[EXCERPTED DATA]:
——————

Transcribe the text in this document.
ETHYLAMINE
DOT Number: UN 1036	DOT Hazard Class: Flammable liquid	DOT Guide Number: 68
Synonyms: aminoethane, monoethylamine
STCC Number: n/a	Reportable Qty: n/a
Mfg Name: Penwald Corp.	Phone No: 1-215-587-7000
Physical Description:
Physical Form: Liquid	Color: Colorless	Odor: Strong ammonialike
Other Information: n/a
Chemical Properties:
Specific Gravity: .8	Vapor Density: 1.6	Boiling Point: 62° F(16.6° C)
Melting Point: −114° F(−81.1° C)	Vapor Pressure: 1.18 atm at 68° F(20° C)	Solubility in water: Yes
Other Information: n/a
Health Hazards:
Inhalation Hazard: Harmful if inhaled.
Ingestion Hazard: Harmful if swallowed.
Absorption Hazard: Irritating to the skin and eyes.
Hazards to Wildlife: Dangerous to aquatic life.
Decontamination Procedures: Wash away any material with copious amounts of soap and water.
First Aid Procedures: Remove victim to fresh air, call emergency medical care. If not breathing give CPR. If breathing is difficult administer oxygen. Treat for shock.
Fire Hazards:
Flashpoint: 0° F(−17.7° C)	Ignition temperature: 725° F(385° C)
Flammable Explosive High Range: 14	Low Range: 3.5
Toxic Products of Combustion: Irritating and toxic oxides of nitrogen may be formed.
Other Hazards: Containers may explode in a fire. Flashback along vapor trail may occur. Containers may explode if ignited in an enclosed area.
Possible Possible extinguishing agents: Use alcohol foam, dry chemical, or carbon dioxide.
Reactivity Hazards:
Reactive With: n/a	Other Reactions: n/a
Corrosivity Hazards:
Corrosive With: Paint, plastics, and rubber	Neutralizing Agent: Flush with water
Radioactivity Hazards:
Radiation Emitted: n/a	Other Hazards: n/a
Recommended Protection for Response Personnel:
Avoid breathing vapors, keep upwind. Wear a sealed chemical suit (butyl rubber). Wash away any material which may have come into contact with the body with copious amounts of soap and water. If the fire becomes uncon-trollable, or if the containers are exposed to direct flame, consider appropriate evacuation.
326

——————

[STATED EXERCISE]: Show every line from the entries above in which "Other" appears.

[RESULT]:
Other Information: n/a
Other Information: n/a
Other Hazards: Containers may explode in a fire. Flashback along vapor trail may occur. Containers may explode if ignited in an enclosed area.
Reactive With: n/a	Other Reactions: n/a
Radiation Emitted: n/a	Other Hazards: n/a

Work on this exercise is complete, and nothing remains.